What the task asks
Only lines holding the string "target" are wanted; copy each one from the material.

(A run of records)
================
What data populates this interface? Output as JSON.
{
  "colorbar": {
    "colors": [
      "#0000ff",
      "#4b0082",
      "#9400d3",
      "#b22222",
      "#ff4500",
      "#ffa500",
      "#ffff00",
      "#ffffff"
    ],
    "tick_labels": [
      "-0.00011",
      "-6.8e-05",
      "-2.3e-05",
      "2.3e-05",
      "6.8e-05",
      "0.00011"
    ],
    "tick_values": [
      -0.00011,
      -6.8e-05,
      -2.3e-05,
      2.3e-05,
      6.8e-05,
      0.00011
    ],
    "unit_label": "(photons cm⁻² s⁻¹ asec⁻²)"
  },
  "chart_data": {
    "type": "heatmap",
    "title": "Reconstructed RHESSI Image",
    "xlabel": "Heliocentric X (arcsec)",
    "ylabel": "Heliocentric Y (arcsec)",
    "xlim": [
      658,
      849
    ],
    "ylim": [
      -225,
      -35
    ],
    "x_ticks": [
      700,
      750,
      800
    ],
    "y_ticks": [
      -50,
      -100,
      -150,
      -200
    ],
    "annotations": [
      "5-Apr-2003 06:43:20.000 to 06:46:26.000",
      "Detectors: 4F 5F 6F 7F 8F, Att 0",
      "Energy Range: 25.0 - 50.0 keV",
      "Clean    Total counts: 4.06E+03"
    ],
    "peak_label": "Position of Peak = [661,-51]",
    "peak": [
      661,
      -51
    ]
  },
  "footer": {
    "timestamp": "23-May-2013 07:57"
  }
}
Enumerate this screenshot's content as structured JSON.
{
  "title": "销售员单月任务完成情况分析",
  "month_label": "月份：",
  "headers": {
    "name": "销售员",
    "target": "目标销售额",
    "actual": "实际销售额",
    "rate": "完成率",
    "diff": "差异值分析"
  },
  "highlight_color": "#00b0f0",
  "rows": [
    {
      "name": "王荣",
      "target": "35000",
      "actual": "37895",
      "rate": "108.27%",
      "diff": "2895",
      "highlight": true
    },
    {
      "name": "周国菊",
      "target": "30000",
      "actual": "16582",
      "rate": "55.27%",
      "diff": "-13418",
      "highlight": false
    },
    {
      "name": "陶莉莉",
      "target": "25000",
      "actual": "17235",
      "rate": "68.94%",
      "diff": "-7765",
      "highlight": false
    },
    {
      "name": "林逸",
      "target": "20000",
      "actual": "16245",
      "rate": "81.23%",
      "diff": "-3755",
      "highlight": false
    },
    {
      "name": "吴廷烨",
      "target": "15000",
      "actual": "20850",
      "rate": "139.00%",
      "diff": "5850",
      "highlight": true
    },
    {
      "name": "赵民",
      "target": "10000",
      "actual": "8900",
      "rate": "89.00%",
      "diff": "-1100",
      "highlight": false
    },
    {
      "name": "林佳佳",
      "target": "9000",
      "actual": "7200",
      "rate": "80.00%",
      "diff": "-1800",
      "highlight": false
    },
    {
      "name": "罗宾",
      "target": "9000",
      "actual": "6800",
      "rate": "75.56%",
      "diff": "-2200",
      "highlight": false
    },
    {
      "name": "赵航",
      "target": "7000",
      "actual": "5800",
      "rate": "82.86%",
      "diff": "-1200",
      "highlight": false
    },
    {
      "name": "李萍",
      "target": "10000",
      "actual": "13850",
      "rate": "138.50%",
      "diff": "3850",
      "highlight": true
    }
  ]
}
================
Solution to this exercise
    "target": "目标销售额",
      "target": "35000",
      "target": "30000",
      "target": "25000",
      "target": "20000",
      "target": "15000",
      "target": "10000",
      "target": "9000",
      "target": "9000",
      "target": "7000",
      "target": "10000",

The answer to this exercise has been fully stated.